設問
**A.** 米議会公聴会と中国の軍拡に関する抜粋について、次の問いに答えよ。
(i) 公聴会が開かれた時期はいつか。
(ii) 公聴会を開いた機関の名称は何か。
(iii) 討論に加わった委員と中国軍事の専門家は、それぞれ何人か。
**B.** 米議会公聴会と中国の軍拡を扱った抜粋について、最後の文に続く部分を書け。

----- 提供抜粋 -----

ワシントンの米国議会での大規模な公聴会を終日傍聴して、こんな実感を抱いた。
トランプ政権は安全保障面で中国との対決を明確に打ち出すようになった。だが、なぜここにきて対中姿勢を硬化するのか。その原因は何か。
米国には多様な対中観があるがトランプ政権のそれは特に強硬である、という見方は少なくない。ところが実際には、米国一般の対中観がこのところきわめて厳しくなってきたのだ。トランプ政権は、むしろその潮流に動かされたともいえそうである。
トランプ政権は中国の軍事動向に特に険しい視線を向ける。だがその態度も、米側の専門家たちの間で中国の軍拡への懸念や警戒がにわかに広まっていることが背景にある。私にとってこんな実態をまざまざと感じさせる公聴会だった。
中国の軍拡はこれまでになく深刻な事態
2月中旬、「中国の軍事の刷新と近代化=米国への意味」と題する公聴会が開かれた。連邦議会上下両院の政策諮問機関「米中経済安保調査委員会」が、中国の大規模な軍拡の実態とその米国にとっての意味を徹底的に討論するという公聴会である。
中国の軍事力の大幅な増強はもう二十余年も続いている。米国の歴代政権はこれまでも懸念を表明してきたが、習近平政権下で2016年末ごろから推進された「人民解放軍の改革・近代化」計画に対しては、今まで以上に深刻な事態として反応するようになった。
同公聴会は、中国政府が「改革・近代化」と呼ぶ中国軍の戦力増強を多様な角度から分析し、対策を検討する試みだった。中国や安保に詳しい米中経済安保調査委員会の委員9人と中国軍事の専門家たち10人が、午前午後の3部会で討論を展開した。

----- 抽出レコード -----

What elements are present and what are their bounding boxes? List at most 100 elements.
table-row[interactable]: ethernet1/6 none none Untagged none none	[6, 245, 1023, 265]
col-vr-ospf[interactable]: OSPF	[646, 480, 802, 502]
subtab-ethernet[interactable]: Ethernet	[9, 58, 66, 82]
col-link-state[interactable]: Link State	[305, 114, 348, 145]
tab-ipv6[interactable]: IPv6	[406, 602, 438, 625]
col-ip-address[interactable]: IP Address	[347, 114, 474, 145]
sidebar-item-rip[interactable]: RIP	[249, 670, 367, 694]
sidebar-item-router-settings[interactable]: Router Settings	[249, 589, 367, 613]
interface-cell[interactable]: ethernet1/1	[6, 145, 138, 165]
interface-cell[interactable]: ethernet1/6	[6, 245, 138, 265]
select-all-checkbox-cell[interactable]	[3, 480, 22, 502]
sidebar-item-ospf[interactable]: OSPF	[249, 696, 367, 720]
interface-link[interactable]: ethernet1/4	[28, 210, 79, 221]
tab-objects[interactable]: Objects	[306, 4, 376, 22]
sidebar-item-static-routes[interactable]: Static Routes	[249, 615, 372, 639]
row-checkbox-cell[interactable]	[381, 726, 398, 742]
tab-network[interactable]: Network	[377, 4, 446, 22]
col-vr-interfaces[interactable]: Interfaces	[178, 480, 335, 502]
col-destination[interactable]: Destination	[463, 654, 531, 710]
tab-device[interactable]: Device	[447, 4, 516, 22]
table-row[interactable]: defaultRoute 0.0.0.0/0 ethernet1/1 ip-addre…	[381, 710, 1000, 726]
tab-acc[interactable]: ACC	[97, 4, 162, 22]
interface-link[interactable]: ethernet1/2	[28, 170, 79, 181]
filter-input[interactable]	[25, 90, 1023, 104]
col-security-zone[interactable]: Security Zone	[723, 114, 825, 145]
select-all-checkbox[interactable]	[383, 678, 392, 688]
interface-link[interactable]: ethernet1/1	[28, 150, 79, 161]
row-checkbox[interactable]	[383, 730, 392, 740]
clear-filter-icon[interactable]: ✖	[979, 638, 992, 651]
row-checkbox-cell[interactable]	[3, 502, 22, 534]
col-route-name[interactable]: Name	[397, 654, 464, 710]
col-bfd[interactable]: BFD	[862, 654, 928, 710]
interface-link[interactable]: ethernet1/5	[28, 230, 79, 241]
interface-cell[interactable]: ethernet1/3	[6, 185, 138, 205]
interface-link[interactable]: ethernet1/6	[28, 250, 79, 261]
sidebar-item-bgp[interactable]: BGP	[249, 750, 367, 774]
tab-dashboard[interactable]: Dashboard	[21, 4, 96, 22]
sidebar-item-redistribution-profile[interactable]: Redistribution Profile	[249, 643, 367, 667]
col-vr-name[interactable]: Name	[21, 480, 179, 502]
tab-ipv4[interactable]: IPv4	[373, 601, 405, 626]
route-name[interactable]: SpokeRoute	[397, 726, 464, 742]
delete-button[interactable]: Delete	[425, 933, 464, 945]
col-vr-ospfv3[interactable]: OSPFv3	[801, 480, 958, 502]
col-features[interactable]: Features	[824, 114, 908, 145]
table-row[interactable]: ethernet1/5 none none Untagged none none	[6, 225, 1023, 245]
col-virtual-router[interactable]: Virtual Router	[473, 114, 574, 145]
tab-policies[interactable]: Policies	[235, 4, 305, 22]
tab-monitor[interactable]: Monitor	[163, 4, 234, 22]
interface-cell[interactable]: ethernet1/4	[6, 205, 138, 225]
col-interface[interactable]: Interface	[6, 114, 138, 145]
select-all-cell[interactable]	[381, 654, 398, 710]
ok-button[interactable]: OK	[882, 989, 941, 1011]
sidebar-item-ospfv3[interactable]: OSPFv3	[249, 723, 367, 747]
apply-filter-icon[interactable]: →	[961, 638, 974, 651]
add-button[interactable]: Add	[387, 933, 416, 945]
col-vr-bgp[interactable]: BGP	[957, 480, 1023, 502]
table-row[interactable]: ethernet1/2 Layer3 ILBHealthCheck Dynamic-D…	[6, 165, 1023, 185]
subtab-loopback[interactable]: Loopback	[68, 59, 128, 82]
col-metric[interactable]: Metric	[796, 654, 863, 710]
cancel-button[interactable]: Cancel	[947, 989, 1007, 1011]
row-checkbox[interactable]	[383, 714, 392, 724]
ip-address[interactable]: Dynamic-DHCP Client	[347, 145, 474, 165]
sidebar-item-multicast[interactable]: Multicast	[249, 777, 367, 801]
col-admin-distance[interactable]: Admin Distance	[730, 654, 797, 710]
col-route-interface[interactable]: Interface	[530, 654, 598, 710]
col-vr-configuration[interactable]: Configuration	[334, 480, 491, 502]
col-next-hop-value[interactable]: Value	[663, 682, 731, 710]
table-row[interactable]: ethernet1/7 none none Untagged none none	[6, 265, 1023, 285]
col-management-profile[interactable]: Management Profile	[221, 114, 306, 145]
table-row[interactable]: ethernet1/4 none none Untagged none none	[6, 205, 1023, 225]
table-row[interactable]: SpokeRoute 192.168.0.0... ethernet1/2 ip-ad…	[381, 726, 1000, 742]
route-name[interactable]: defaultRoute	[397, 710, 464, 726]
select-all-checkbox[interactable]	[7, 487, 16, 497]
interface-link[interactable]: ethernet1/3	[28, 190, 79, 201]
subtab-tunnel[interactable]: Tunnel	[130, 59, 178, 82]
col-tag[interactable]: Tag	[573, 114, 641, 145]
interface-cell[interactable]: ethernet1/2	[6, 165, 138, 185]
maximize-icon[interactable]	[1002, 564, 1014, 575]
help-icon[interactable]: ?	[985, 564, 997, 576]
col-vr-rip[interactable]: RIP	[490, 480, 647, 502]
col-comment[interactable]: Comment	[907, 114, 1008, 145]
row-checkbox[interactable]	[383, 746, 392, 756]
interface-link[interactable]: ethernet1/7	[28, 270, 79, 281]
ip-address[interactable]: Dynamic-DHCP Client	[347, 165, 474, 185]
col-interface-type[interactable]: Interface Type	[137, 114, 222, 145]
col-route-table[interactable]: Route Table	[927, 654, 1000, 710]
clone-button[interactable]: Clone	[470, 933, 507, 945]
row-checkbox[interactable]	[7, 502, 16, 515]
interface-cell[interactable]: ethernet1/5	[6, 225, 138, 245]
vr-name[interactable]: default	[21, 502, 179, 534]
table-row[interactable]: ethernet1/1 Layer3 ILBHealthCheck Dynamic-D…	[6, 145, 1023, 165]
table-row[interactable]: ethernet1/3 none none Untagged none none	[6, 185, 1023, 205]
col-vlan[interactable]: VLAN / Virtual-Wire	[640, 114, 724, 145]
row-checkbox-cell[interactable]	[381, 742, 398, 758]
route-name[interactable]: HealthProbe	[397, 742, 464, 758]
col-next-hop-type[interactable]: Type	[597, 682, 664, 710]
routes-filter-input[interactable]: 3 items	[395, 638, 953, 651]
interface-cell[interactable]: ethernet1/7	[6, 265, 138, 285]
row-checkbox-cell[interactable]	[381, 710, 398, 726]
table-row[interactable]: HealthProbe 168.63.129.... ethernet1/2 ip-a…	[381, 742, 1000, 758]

-----

タスク別結果
**A.**
(i) 2月中旬
(ii) 米中経済安保調査委員会
(iii) 委員9人、専門家10人

**B.**
専門家たちの大多数は、米国の政府機関や軍機関に勤務した経歴がある。公聴会の参加メンバーには共和党側と民主党側の陣営が混在しており、政治スタンスは多様だが、中国の軍拡がきわめて野心的で画期的であり、米国に重大な課題を突きつけているという認識に関してはほぼ全員が一致していた。
2035年にすべての戦力が米軍以上に
冒頭で証言したのはランド研究所の上級研究員コーテズ・クーパー氏である。クーパー氏は米太平洋軍司令部に長年勤務し、中国軍の分析にあたった。同氏は全体図として以下のように述べた。
「習主席による軍近代化は、中国の防衛を再編し増強する過去最大の事業である。中国軍の戦力、戦略、ドクトリン、部隊編成の強化は、中国の世界規模の利害追求と一体となった野心的な内容となる」
「中国軍はこの計画を実行すれば、2035年には、インド太平洋地域で陸海空、宇宙、サイバー、電磁波など、すべての戦力で米軍とその同盟国軍以上となる。米側の有事への対応は難しくなるだろう」
公聴会ではこの後、中国軍の戦力増強の具体的な内容を別の米側4人の専門家が戦力ごとに報告した。
米空軍の中国担当顧問のベン・ローソン氏は、パワー・プロジェクション(遠隔地への兵力投入)能力を含めて戦闘機、爆撃機を増強する中国空軍の現状や将来を報告した。
米国海軍大学のジェームズ・ホルムス教授は、原子力潜水艦や空母などを増強して台湾海峡、東シナ海、南シナ海から遠洋までの戦力を高める中国海軍の野心的な拡張計画を語った。
中央情報局(CIA)などの政府機関で長年、中国の軍事動向を追ってきたケビン・マカウリー氏は、中国人民解放軍の陸軍の動きについて証言した。中国陸軍は組織の再編成やデジタル化などによって戦闘能力を強化しているという。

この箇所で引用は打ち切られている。